━━━ EXERCISE INPUT
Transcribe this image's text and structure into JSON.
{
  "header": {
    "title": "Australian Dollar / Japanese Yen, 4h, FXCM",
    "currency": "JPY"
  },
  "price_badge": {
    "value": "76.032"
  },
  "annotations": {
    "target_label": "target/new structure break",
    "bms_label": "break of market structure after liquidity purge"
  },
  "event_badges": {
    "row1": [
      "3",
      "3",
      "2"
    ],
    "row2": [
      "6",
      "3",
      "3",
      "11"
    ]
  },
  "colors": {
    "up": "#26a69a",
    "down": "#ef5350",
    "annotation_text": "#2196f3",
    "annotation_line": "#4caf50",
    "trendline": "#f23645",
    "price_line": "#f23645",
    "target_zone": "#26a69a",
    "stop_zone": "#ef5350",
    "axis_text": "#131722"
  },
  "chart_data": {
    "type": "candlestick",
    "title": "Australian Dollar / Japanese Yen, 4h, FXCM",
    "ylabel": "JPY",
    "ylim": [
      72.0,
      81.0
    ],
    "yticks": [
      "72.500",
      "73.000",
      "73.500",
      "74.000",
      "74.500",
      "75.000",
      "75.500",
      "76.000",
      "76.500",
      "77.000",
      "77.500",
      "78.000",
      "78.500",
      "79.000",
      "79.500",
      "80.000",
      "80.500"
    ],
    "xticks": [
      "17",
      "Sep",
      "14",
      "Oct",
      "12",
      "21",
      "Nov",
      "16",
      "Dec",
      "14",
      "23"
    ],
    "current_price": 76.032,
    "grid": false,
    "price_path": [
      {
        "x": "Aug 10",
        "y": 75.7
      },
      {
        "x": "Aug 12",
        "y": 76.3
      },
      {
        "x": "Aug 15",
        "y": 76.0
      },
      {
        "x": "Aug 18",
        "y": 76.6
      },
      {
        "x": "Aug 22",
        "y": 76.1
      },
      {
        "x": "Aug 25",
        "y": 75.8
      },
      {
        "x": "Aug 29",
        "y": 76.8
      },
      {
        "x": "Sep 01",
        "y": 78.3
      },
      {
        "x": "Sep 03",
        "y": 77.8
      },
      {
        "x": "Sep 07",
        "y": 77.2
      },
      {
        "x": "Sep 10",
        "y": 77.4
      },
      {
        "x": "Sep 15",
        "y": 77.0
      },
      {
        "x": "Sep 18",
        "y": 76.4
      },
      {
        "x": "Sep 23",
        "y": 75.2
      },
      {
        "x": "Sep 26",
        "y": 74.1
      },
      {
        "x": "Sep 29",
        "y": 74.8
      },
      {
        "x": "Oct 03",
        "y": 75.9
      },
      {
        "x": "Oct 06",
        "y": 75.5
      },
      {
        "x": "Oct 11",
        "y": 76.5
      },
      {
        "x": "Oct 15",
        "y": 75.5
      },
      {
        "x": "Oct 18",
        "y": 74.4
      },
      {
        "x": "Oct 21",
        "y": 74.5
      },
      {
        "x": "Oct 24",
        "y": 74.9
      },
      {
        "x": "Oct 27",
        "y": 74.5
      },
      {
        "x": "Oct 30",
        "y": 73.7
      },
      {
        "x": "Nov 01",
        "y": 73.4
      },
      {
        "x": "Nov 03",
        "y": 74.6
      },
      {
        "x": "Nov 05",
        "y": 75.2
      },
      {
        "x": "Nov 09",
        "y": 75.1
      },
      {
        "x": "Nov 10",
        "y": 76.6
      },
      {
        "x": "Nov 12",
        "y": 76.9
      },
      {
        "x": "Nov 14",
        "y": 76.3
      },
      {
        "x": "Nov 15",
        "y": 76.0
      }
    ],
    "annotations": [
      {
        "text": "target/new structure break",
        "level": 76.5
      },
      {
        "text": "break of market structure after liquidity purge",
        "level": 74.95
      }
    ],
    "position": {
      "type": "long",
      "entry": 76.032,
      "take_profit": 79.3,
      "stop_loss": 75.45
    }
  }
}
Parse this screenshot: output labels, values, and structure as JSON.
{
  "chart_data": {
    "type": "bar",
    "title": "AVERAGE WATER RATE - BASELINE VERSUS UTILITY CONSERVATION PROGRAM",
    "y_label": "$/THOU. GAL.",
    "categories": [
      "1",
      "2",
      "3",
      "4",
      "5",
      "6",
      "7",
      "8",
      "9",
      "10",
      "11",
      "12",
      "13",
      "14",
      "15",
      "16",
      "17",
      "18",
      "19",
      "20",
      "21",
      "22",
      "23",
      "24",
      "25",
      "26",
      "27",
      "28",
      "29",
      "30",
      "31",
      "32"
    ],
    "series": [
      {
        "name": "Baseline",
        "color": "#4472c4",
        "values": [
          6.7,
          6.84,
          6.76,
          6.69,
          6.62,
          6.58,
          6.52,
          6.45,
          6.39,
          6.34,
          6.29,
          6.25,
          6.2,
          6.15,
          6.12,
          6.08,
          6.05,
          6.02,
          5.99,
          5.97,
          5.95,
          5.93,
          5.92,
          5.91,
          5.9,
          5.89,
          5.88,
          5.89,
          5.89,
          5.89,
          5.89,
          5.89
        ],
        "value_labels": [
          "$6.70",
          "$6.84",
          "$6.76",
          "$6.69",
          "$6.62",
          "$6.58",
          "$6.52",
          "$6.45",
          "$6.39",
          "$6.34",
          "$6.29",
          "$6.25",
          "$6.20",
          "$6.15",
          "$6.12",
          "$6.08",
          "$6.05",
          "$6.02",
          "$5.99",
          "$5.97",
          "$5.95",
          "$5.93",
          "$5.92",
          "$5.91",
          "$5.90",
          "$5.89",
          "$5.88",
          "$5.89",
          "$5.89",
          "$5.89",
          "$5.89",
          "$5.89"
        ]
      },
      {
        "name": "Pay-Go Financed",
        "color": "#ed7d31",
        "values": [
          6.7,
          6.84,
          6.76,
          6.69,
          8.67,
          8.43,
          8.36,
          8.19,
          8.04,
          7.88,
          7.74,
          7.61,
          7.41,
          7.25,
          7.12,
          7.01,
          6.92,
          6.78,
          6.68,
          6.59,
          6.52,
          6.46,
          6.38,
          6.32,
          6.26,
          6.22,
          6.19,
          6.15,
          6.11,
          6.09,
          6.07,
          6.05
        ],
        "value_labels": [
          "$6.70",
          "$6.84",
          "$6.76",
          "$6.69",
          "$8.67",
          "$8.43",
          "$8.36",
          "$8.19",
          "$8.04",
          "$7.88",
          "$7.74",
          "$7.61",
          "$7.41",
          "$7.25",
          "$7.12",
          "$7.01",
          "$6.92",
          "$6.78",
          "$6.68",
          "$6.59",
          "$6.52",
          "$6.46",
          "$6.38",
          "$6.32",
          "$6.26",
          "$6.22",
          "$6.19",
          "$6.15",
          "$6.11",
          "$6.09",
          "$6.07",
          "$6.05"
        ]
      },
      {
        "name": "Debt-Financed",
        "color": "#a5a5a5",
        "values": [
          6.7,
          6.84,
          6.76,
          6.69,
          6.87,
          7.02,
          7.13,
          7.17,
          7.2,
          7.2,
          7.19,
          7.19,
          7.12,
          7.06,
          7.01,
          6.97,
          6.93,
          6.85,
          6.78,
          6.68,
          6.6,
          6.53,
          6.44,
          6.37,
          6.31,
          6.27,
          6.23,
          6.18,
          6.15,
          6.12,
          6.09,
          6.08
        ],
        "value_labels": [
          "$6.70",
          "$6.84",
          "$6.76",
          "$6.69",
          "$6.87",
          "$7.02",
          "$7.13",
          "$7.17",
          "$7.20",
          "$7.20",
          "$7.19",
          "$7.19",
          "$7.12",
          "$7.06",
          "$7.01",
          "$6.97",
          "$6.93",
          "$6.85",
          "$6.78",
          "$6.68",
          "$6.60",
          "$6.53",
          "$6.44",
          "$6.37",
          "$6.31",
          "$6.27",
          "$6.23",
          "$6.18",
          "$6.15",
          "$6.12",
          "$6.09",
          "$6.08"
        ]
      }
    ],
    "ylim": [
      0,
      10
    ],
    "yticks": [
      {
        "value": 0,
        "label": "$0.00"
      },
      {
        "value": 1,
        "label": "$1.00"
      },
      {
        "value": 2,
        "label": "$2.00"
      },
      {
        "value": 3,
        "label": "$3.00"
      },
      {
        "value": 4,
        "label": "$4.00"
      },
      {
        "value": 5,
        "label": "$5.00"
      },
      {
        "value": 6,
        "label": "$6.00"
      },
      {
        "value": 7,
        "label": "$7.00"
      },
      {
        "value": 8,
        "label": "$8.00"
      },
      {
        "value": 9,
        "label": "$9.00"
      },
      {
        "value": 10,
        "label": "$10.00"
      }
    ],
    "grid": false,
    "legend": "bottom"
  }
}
━━━━━━
OBJECTIVE: Count the lines that include the word "market" and state the result as a bare number.

RESULT BELOW: 2